== ITEMS

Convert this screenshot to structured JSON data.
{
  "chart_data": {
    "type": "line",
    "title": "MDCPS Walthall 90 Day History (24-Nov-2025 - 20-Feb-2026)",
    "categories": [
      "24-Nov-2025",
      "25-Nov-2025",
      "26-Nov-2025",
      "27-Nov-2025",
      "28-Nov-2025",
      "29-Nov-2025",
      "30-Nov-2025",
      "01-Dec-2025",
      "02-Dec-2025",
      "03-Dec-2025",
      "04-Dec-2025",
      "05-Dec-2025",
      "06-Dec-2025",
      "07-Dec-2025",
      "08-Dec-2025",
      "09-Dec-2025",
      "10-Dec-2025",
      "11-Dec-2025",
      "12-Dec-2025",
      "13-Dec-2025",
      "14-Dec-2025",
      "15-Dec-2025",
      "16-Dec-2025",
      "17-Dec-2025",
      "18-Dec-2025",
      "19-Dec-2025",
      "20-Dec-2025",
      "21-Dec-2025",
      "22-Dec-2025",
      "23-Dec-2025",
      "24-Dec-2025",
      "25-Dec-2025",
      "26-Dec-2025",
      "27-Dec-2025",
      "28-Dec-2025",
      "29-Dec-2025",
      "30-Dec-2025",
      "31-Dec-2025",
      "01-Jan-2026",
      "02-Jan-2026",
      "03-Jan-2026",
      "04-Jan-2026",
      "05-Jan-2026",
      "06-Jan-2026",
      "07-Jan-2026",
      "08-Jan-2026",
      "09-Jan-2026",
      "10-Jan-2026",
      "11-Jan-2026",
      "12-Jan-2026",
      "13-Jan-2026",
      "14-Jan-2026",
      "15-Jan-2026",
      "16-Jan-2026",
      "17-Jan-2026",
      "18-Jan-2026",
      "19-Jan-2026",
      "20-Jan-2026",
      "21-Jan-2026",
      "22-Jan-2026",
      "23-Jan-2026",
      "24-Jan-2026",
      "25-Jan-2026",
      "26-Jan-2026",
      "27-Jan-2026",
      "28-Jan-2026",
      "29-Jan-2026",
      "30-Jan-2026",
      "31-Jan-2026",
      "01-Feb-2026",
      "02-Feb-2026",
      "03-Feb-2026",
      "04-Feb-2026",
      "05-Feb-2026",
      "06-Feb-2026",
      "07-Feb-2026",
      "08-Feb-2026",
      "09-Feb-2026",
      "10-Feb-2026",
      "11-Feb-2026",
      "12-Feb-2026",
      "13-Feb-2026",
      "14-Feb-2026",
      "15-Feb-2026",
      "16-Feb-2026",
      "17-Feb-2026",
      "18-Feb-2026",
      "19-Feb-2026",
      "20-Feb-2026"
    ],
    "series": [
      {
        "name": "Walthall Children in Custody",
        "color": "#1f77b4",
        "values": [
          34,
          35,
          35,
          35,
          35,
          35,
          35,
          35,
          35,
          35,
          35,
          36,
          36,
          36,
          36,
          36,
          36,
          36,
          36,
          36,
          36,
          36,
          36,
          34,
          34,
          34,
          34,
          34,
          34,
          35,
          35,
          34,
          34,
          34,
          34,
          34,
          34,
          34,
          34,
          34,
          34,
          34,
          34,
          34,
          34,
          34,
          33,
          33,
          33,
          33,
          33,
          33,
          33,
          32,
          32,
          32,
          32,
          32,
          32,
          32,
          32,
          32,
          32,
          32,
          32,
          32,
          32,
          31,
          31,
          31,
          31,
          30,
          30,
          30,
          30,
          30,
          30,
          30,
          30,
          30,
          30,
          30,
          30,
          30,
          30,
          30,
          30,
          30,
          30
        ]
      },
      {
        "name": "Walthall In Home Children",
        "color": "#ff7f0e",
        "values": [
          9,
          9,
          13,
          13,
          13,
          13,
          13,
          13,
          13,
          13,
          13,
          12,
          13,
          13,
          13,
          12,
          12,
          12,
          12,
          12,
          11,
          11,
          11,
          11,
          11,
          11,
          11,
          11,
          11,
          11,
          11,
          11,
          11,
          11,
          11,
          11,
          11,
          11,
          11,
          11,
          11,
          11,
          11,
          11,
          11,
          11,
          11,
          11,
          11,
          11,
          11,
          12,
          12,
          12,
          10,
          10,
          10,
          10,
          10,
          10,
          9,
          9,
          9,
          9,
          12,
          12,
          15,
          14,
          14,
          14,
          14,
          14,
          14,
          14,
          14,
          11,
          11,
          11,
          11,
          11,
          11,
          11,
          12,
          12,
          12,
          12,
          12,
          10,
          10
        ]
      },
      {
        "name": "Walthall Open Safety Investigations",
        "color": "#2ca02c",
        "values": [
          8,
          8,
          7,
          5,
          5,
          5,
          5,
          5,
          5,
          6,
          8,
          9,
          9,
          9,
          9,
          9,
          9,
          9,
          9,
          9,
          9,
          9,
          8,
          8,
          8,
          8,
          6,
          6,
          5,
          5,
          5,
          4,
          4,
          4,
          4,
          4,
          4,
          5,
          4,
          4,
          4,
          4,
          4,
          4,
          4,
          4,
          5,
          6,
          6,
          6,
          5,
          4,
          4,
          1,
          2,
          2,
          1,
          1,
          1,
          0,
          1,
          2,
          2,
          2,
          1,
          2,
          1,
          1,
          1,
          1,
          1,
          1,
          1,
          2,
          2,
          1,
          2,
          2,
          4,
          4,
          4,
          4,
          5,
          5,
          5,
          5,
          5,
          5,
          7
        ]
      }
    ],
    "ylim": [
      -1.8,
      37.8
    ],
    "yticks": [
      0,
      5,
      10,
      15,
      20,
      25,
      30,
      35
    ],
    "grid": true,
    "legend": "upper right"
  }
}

====

● TASK INSTRUCTIONS: Give the count of lines containing "Walthall", with no added text.

● WRITTEN RESPONSE: 4